__EXERCISE DETAILS__: In the data, extract each line that holds the string "растяжение".

__DATA EXTRACT__:
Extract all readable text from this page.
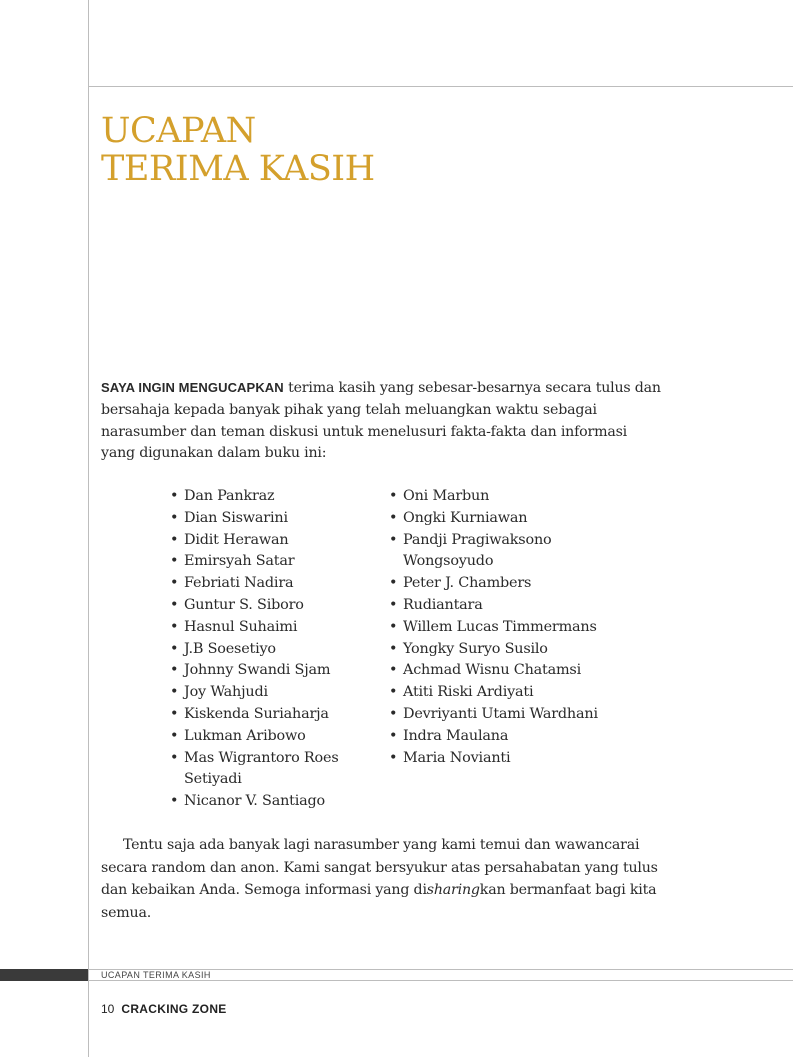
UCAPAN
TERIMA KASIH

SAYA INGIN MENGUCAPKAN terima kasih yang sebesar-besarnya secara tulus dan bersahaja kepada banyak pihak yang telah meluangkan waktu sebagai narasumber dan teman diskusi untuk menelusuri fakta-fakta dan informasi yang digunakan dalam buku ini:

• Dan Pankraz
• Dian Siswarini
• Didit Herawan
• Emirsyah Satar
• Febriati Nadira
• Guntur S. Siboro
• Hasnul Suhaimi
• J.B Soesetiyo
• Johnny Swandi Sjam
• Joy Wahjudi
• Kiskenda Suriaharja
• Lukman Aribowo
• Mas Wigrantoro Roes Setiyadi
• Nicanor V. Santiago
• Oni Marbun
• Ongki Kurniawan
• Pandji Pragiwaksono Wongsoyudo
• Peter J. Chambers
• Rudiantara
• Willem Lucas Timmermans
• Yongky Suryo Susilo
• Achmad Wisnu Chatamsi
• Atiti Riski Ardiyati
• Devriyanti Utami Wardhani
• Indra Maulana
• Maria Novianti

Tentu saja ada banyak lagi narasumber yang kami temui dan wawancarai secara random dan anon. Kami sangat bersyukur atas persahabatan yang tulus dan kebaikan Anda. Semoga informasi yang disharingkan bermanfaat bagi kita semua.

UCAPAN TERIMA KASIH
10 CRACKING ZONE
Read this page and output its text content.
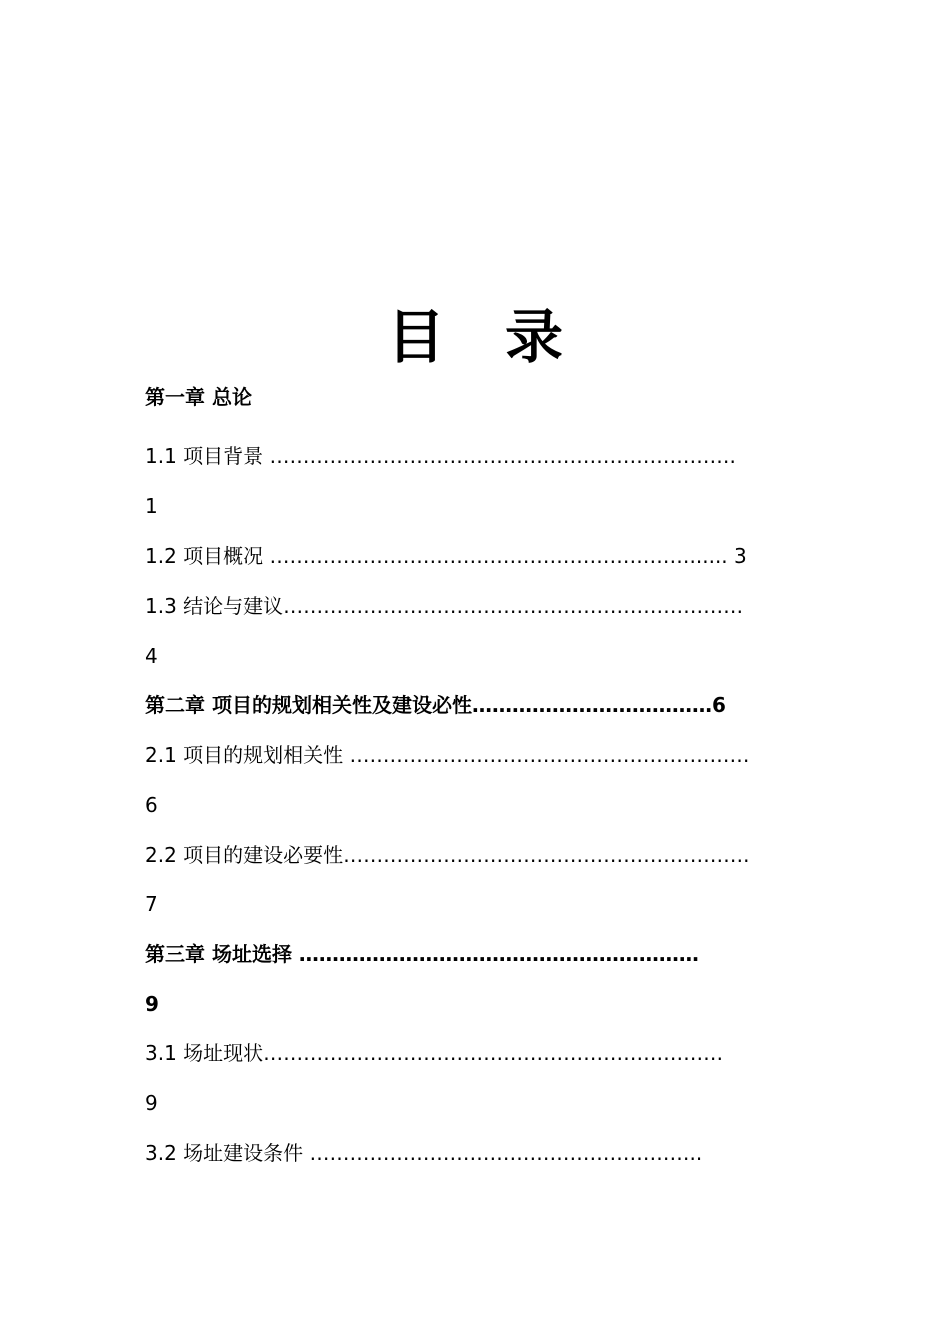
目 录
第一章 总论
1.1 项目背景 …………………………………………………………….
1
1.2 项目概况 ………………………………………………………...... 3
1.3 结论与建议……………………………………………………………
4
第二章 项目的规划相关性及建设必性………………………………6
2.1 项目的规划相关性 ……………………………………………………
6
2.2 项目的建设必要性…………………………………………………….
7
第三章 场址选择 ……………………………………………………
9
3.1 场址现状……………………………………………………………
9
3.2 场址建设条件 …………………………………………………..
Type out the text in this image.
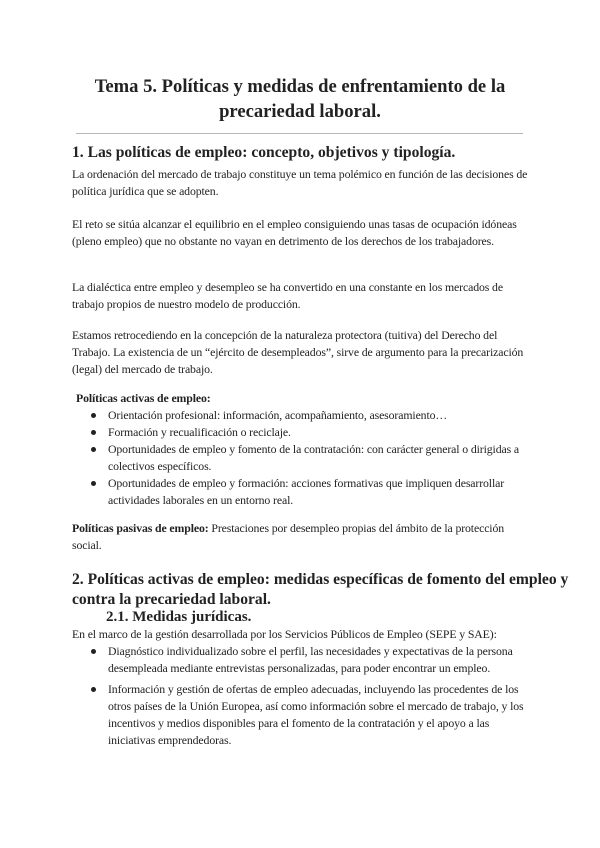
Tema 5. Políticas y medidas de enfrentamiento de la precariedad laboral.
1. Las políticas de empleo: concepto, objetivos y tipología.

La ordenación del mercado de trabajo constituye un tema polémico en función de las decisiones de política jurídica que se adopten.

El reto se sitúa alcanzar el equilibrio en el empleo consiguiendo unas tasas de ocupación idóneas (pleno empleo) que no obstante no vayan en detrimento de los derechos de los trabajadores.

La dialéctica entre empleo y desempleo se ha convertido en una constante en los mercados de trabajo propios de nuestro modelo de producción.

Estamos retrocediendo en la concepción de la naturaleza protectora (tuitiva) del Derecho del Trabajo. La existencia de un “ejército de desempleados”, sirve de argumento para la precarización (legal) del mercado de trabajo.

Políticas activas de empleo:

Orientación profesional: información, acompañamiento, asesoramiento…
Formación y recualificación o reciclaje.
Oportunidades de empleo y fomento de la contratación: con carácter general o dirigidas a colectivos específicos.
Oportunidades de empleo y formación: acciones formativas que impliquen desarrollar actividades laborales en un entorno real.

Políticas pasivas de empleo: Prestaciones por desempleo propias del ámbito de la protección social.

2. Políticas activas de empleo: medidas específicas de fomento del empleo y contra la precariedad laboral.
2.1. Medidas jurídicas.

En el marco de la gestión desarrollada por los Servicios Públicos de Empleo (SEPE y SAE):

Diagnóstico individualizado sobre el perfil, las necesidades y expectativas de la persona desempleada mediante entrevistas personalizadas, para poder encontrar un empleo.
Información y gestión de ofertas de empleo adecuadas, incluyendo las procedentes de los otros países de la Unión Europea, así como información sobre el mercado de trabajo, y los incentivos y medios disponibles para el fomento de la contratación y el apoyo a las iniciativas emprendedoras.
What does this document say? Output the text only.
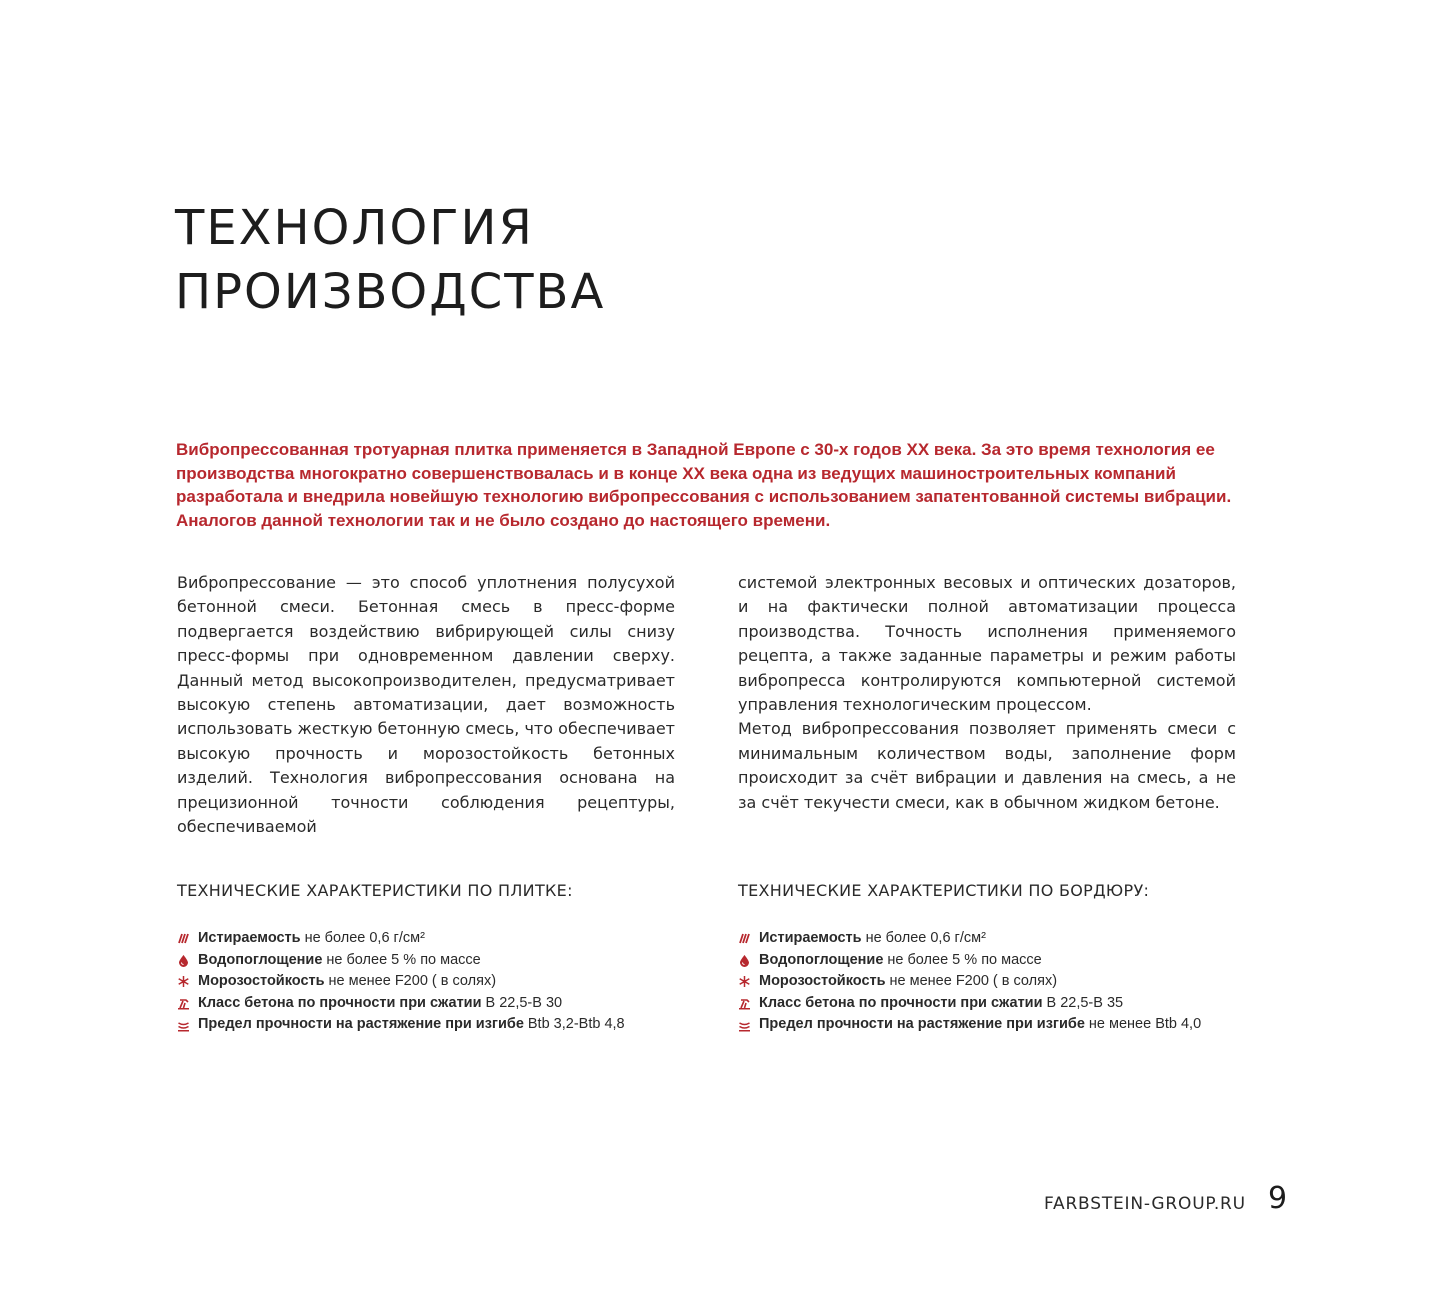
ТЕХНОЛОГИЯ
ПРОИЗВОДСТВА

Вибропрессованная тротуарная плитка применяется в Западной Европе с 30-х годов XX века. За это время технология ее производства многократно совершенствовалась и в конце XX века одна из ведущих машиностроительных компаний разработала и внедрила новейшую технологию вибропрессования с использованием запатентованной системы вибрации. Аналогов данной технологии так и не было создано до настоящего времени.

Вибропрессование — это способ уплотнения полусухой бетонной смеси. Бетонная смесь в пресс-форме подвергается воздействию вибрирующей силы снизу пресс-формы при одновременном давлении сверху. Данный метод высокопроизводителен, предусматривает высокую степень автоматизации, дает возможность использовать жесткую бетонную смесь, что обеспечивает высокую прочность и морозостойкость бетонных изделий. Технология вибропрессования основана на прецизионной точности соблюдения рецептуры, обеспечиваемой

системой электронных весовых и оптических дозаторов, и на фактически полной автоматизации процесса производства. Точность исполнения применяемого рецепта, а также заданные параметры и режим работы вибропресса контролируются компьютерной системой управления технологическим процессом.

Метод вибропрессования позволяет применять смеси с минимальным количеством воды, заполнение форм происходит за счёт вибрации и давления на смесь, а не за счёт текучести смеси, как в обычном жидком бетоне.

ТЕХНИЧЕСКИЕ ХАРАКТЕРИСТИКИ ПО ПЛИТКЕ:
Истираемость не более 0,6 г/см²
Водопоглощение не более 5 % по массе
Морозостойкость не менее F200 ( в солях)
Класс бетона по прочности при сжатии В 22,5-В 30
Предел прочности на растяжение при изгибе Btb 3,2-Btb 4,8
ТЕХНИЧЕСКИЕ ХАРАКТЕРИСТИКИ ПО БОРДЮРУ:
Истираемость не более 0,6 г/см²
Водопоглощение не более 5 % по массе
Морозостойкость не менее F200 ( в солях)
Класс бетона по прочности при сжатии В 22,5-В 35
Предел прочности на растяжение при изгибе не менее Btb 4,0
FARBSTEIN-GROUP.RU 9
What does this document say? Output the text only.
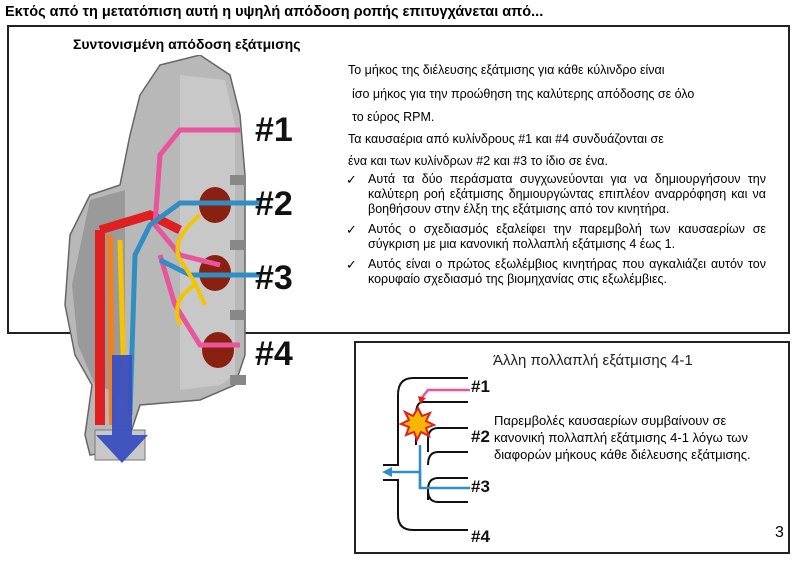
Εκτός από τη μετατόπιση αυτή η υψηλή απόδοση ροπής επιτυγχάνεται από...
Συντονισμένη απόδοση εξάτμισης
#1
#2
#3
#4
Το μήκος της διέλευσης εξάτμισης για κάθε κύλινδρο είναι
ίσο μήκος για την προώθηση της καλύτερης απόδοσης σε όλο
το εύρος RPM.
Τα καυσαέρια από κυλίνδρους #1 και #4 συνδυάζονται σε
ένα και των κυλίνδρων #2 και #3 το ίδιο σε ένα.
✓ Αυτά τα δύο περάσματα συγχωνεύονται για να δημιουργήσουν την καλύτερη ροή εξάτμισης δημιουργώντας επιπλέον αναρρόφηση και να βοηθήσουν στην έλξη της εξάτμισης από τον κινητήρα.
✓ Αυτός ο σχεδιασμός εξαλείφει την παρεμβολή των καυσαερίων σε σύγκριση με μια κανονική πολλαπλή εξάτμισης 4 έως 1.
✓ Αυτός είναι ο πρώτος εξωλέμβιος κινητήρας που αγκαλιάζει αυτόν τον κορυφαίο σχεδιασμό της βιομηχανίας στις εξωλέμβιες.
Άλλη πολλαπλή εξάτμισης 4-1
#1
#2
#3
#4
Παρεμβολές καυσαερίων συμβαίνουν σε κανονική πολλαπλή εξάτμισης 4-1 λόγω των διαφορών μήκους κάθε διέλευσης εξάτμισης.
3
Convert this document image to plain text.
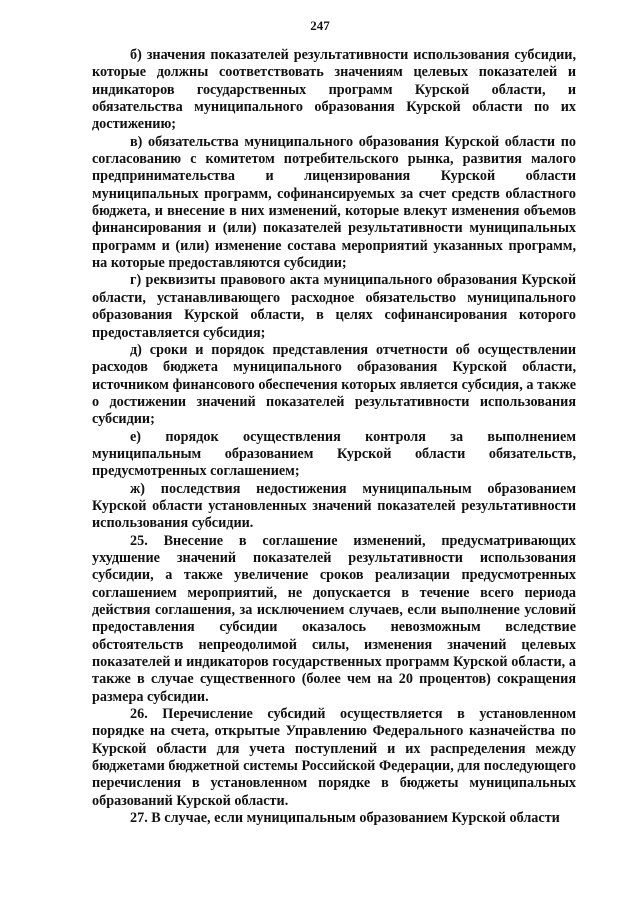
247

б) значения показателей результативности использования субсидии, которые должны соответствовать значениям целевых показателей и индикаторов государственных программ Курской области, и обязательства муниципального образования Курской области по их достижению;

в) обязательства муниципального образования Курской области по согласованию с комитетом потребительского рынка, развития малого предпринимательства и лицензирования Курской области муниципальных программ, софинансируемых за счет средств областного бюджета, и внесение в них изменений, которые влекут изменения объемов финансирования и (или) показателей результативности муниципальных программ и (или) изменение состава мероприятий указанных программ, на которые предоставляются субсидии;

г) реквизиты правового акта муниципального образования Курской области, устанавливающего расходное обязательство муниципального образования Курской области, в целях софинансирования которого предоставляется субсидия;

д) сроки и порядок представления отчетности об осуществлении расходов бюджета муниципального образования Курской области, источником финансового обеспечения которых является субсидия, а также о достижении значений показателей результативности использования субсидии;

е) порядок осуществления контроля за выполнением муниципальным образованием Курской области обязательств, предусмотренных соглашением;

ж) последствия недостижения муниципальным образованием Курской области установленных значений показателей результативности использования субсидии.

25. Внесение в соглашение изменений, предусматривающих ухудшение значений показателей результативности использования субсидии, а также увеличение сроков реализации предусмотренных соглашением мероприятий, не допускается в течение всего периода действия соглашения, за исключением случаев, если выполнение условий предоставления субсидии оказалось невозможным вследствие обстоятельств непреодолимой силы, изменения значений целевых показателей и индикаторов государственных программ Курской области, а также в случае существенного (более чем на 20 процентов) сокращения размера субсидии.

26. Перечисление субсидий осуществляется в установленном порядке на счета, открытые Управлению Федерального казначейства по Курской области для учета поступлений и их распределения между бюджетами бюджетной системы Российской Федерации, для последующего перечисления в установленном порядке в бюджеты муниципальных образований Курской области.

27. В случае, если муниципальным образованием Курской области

__FINAL ANSWER__:
Предел прочности на растяжение при изгибе Btb 3,2-Btb 4,8
Предел прочности на растяжение при изгибе не менее Btb 4,0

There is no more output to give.